- _What to produce_
Drop the pictures; give again exactly the lines from the one holding "Extract the structured" through the end of the data.

- _Data entries_
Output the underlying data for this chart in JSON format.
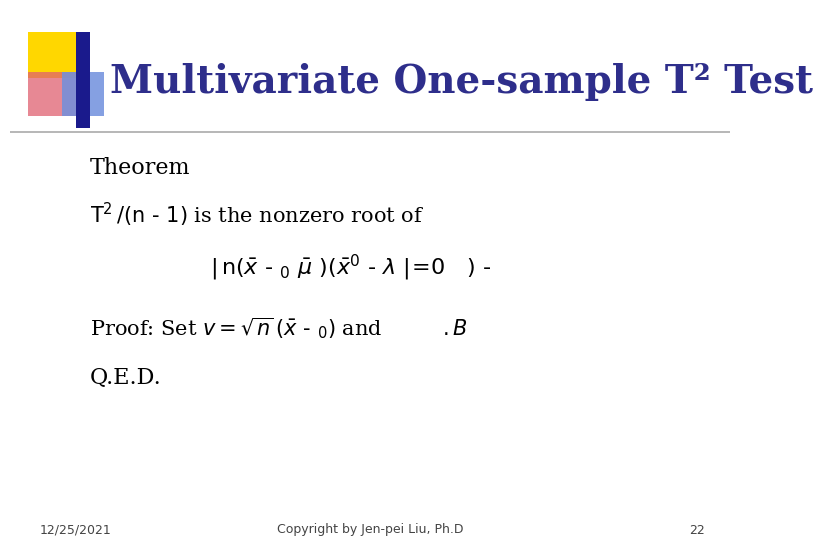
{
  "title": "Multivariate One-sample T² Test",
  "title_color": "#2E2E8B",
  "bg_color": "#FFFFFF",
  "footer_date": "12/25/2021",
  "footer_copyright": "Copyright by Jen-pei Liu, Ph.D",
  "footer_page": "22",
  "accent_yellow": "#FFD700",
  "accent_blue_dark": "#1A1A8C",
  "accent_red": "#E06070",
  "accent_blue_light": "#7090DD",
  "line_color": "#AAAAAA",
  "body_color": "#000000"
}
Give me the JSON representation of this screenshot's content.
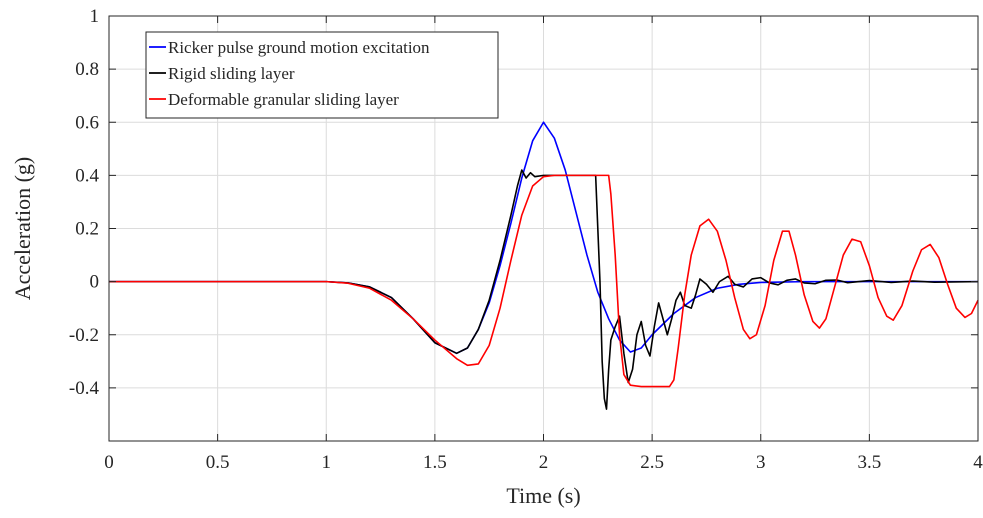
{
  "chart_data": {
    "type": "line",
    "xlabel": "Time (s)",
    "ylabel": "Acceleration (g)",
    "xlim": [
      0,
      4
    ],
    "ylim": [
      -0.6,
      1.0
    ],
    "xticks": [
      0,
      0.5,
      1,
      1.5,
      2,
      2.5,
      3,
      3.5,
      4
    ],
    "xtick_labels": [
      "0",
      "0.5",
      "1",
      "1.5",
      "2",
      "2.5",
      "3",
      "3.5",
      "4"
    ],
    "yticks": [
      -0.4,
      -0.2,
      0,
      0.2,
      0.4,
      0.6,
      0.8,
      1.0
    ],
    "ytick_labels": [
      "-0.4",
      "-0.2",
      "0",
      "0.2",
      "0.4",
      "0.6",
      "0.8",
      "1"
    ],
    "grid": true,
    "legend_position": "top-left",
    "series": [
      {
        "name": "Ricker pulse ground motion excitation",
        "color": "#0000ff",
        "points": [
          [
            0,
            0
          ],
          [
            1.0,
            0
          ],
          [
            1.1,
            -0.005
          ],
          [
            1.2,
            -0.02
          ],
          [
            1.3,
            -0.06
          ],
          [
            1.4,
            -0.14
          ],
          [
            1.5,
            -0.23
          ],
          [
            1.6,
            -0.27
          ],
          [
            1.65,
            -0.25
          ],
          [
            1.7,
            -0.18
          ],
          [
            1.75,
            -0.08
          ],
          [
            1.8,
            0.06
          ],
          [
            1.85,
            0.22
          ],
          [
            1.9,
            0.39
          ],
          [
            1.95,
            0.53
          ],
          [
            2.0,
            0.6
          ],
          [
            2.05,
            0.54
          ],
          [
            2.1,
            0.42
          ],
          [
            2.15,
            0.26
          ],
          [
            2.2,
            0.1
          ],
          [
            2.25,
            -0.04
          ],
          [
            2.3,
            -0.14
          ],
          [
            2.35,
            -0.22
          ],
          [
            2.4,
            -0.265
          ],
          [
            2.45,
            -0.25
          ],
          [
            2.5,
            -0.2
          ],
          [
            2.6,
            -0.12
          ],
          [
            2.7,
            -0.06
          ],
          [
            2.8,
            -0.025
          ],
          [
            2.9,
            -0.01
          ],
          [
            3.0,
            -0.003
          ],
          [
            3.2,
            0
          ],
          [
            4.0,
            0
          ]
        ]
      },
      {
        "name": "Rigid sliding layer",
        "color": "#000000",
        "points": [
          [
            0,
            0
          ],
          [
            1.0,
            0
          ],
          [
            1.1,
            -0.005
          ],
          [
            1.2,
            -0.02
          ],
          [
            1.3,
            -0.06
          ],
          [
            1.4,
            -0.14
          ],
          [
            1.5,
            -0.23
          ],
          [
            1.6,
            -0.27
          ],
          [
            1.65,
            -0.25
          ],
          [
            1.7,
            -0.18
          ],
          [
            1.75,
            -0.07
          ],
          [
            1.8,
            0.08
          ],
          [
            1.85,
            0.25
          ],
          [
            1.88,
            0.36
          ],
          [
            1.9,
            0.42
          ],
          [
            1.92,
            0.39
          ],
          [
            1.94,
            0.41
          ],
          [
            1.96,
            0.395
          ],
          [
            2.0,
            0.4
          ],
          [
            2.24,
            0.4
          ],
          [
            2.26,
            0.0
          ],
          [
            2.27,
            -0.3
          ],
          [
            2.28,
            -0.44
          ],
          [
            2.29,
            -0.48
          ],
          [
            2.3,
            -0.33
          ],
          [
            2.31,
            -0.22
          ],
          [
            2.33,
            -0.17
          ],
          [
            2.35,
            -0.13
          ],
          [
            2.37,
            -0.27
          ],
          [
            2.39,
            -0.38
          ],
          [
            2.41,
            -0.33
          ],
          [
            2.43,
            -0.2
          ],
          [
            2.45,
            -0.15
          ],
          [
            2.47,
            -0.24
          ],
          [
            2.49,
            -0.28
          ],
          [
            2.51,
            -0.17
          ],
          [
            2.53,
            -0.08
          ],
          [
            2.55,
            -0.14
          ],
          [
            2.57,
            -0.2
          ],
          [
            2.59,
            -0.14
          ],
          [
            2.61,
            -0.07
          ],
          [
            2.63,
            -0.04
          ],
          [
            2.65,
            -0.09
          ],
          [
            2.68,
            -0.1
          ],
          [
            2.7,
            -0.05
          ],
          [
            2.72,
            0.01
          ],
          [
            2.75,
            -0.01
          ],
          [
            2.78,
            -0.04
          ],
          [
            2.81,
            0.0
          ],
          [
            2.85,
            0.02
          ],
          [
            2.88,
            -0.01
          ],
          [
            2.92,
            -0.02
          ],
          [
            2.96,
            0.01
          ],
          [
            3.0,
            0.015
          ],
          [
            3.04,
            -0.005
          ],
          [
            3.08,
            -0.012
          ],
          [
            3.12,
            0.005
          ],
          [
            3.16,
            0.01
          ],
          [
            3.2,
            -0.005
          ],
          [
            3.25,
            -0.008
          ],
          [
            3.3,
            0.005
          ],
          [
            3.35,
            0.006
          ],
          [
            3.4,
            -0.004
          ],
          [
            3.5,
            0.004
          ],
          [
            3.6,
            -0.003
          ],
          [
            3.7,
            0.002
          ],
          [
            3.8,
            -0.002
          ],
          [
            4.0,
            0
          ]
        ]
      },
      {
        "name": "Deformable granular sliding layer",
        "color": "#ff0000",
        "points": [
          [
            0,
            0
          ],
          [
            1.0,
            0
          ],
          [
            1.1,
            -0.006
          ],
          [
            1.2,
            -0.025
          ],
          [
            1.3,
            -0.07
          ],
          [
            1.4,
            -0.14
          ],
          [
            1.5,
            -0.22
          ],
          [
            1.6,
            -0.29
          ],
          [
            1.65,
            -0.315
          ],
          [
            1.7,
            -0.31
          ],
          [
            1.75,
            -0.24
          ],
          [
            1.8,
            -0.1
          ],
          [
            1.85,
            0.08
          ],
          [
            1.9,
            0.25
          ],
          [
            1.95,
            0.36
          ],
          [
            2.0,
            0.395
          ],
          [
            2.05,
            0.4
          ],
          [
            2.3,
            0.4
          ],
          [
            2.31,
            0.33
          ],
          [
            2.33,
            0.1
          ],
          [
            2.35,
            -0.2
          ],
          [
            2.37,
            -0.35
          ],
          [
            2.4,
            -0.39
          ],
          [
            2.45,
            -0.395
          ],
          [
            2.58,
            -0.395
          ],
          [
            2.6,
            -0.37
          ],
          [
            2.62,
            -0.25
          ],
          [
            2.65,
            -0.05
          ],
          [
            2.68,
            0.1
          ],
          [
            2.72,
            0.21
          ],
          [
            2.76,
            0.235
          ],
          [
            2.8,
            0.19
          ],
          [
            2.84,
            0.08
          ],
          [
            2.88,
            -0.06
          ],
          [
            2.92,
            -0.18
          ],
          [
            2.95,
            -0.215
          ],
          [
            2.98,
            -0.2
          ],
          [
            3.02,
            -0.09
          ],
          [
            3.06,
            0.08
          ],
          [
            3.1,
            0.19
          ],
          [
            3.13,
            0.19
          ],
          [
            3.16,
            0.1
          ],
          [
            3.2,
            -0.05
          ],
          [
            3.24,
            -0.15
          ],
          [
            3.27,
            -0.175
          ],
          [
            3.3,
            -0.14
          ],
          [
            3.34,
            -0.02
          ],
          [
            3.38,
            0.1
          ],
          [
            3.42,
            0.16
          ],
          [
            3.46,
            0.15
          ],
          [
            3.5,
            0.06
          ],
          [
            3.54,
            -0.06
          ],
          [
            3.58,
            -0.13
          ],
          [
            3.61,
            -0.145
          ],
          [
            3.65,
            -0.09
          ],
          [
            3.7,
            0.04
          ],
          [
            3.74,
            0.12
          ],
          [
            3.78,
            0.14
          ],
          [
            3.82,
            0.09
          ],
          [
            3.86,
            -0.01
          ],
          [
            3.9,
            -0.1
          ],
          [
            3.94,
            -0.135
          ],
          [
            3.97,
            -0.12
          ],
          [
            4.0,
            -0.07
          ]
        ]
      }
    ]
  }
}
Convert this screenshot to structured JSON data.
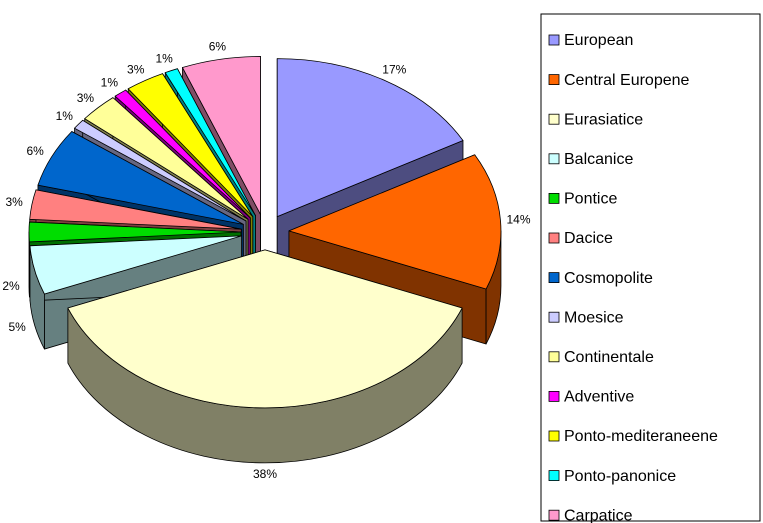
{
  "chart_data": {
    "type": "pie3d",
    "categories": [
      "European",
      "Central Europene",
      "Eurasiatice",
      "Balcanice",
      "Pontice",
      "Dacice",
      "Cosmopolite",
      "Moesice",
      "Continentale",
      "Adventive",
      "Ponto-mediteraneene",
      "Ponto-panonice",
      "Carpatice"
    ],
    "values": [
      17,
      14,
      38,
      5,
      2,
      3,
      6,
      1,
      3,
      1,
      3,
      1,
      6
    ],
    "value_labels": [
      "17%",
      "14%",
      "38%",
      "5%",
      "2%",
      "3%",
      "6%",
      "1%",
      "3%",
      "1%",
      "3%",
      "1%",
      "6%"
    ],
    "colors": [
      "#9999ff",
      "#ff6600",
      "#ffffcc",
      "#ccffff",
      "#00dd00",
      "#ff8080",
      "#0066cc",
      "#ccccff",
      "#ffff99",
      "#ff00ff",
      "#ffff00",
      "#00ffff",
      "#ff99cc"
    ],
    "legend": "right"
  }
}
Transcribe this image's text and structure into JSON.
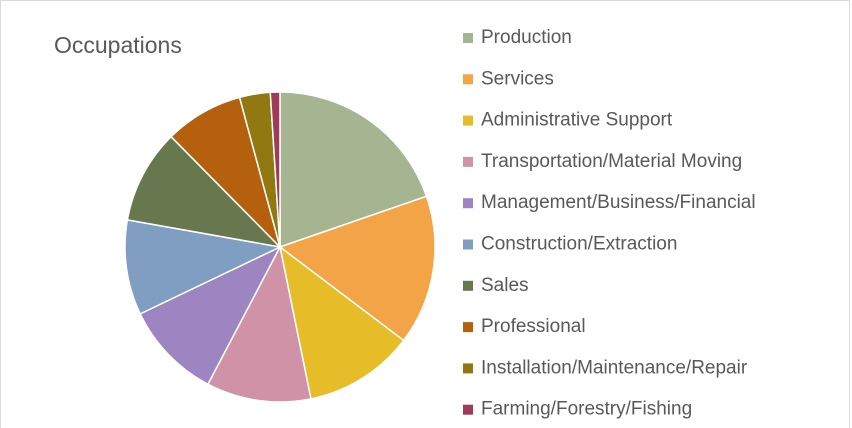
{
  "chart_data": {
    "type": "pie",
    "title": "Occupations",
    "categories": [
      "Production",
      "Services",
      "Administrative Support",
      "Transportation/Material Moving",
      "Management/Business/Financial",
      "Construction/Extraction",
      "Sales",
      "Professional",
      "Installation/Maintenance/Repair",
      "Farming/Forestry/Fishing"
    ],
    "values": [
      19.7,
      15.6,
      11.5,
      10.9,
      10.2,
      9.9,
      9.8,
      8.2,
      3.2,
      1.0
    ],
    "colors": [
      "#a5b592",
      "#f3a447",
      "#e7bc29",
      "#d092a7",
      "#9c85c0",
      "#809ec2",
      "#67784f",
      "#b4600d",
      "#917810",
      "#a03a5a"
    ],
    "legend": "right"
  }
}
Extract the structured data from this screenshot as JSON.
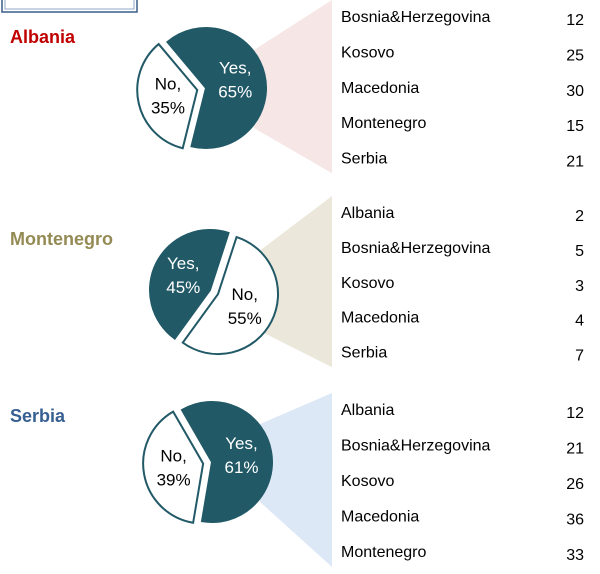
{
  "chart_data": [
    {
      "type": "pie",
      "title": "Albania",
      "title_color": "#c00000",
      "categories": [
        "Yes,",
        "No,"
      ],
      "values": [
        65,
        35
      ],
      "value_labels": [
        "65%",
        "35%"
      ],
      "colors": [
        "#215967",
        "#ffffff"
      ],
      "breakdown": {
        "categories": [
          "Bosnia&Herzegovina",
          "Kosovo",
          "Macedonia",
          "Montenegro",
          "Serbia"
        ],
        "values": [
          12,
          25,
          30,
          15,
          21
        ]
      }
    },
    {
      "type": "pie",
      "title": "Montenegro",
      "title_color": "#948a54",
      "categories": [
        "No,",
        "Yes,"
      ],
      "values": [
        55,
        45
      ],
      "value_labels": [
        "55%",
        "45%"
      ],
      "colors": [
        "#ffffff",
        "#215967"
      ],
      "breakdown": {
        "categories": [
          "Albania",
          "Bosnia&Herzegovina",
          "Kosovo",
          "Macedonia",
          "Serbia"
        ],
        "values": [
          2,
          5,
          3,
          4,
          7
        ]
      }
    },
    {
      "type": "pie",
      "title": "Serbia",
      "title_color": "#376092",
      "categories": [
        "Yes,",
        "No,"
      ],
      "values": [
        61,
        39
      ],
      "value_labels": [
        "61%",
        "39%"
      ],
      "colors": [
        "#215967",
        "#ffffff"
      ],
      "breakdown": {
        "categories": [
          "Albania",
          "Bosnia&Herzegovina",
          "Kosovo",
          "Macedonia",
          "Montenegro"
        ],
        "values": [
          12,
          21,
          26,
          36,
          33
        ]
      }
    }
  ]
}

- _Result_
Extract the structured data from this screenshot as JSON.
{
  "chart_data": [
    {
      "type": "pie",
      "title": "Albania",
      "title_color": "#c00000",
      "categories": [
        "Yes,",
        "No,"
      ],
      "values": [
        65,
        35
      ],
      "value_labels": [
        "65%",
        "35%"
      ],
      "colors": [
        "#215967",
        "#ffffff"
      ],
      "breakdown": {
        "categories": [
          "Bosnia&Herzegovina",
          "Kosovo",
          "Macedonia",
          "Montenegro",
          "Serbia"
        ],
        "values": [
          12,
          25,
          30,
          15,
          21
        ]
      }
    },
    {
      "type": "pie",
      "title": "Montenegro",
      "title_color": "#948a54",
      "categories": [
        "No,",
        "Yes,"
      ],
      "values": [
        55,
        45
      ],
      "value_labels": [
        "55%",
        "45%"
      ],
      "colors": [
        "#ffffff",
        "#215967"
      ],
      "breakdown": {
        "categories": [
          "Albania",
          "Bosnia&Herzegovina",
          "Kosovo",
          "Macedonia",
          "Serbia"
        ],
        "values": [
          2,
          5,
          3,
          4,
          7
        ]
      }
    },
    {
      "type": "pie",
      "title": "Serbia",
      "title_color": "#376092",
      "categories": [
        "Yes,",
        "No,"
      ],
      "values": [
        61,
        39
      ],
      "value_labels": [
        "61%",
        "39%"
      ],
      "colors": [
        "#215967",
        "#ffffff"
      ],
      "breakdown": {
        "categories": [
          "Albania",
          "Bosnia&Herzegovina",
          "Kosovo",
          "Macedonia",
          "Montenegro"
        ],
        "values": [
          12,
          21,
          26,
          36,
          33
        ]
      }
    }
  ]
}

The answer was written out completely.